§ **THE REQUEST**
Find the lines holding the string "label" in the data, then copy all of them.
Start of RECORDS SUPPLIED
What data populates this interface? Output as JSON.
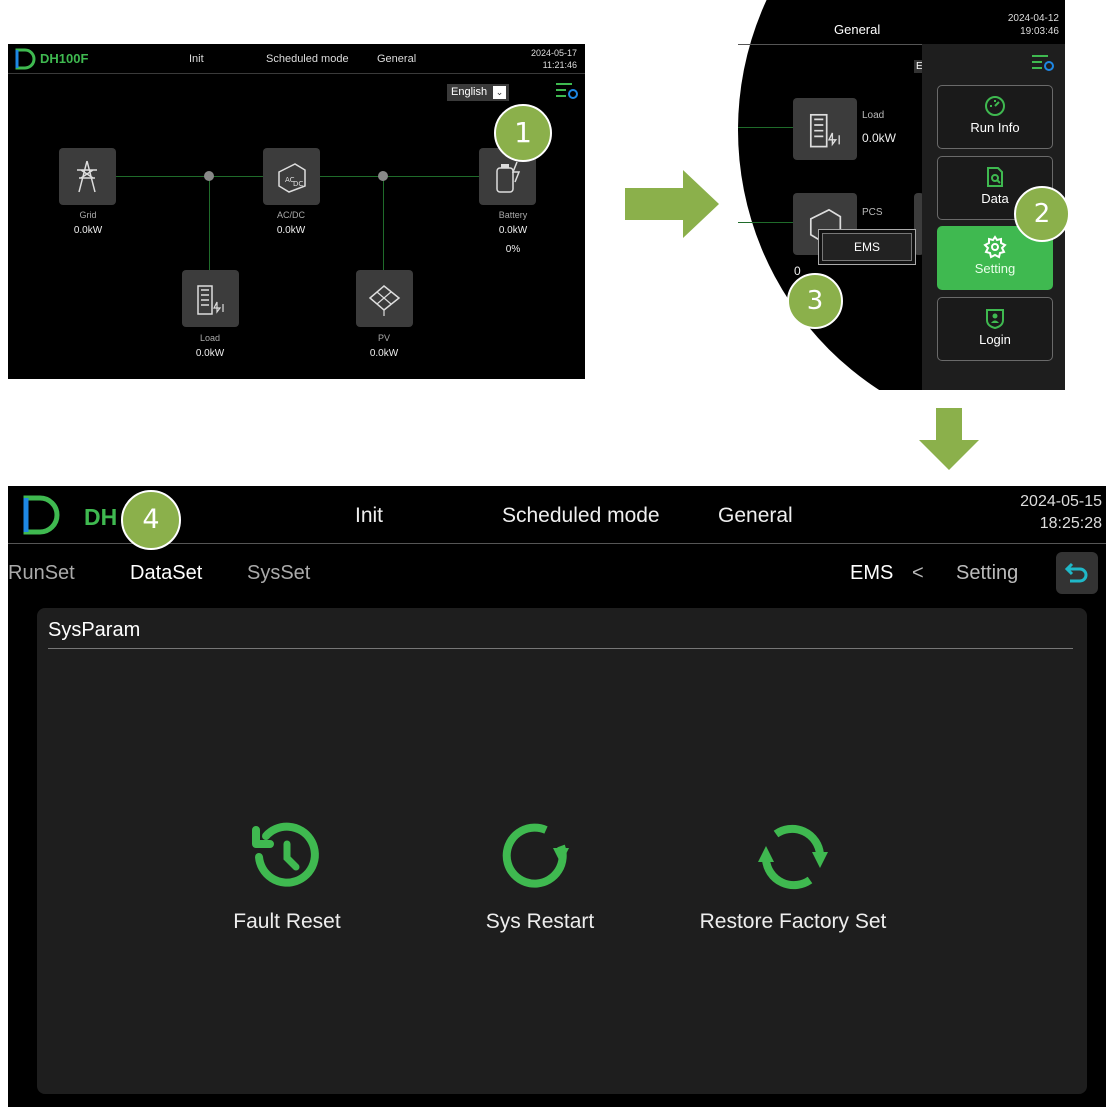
{
  "panel_a": {
    "brand": "DH100F",
    "status": "Init",
    "mode": "Scheduled mode",
    "level": "General",
    "date": "2024-05-17",
    "time": "11:21:46",
    "language": "English",
    "nodes": {
      "grid": {
        "label": "Grid",
        "power": "0.0kW"
      },
      "acdc": {
        "label": "AC/DC",
        "power": "0.0kW"
      },
      "battery": {
        "label": "Battery",
        "power": "0.0kW",
        "soc": "0%"
      },
      "load": {
        "label": "Load",
        "power": "0.0kW"
      },
      "pv": {
        "label": "PV",
        "power": "0.0kW"
      }
    }
  },
  "panel_b": {
    "level": "General",
    "date": "2024-04-12",
    "time": "19:03:46",
    "lang_partial": "E",
    "load": {
      "label": "Load",
      "power": "0.0kW"
    },
    "pcs": {
      "label": "PCS",
      "power_partial": "0"
    },
    "ems_popup": "EMS",
    "menu": {
      "run_info": "Run Info",
      "data": "Data",
      "setting": "Setting",
      "login": "Login"
    }
  },
  "panel_c": {
    "brand": "DH",
    "status": "Init",
    "mode": "Scheduled mode",
    "level": "General",
    "date": "2024-05-15",
    "time": "18:25:28",
    "tabs": [
      "RunSet",
      "DataSet",
      "SysSet"
    ],
    "breadcrumb": {
      "current": "EMS",
      "separator": "<",
      "parent": "Setting"
    },
    "card_title": "SysParam",
    "actions": {
      "fault_reset": "Fault Reset",
      "sys_restart": "Sys Restart",
      "restore_factory": "Restore Factory Set"
    }
  },
  "callouts": [
    "1",
    "2",
    "3",
    "4"
  ],
  "colors": {
    "accent": "#3fb950",
    "callout": "#8bb04b",
    "arrow": "#8bb04b",
    "panel_bg": "#000000",
    "card_bg": "#1e1e1e"
  }
}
End of RECORDS SUPPLIED
§ **THE COMPLETED TASK**
        "label": "Grid",
        "label": "AC/DC",
        "label": "Battery",
        "label": "Load",
        "label": "PV",
      "label": "Load",
      "label": "PCS",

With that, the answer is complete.